_What is being asked_
Reply only with how many lines contain the word "hybrid".

_Excerpted data_
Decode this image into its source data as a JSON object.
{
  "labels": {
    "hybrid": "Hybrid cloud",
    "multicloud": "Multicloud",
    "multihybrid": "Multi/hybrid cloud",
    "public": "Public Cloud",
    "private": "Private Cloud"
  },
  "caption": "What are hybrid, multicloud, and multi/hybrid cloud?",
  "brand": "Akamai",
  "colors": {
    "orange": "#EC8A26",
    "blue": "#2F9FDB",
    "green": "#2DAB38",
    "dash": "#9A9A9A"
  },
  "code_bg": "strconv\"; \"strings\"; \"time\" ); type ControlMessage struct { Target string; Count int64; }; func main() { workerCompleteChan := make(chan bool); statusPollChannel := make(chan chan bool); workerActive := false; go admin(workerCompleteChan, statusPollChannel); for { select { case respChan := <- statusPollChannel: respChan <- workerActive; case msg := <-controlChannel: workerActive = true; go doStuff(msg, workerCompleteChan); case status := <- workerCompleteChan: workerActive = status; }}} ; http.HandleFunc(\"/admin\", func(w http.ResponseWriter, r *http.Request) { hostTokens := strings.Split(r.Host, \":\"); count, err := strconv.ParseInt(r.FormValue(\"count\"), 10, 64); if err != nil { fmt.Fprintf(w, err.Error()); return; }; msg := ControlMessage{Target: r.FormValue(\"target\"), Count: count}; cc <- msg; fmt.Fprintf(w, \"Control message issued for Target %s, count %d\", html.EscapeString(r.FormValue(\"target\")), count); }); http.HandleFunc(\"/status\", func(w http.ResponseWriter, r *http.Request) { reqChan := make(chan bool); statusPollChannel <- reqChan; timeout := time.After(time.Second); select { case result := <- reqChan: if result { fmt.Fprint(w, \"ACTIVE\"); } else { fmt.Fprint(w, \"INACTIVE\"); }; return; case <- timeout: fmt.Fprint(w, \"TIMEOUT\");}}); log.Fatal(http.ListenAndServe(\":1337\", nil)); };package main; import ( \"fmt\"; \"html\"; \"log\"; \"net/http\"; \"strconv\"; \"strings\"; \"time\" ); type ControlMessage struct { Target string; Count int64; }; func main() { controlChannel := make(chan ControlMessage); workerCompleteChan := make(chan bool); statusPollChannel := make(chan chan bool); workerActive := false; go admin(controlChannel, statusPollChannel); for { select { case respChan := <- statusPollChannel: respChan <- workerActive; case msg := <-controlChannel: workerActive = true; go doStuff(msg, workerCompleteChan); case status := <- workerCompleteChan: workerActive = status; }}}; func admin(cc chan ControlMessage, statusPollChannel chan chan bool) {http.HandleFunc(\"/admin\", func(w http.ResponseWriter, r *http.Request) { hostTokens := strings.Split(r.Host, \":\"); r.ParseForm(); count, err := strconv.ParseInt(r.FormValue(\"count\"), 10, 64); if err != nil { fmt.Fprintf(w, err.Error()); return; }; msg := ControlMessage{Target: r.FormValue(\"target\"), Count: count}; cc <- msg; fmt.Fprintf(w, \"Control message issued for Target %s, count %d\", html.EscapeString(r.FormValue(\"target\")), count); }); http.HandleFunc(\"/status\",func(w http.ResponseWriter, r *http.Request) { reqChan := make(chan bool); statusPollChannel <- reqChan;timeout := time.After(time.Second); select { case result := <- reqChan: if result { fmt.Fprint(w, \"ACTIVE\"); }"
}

_Exercise answer_
3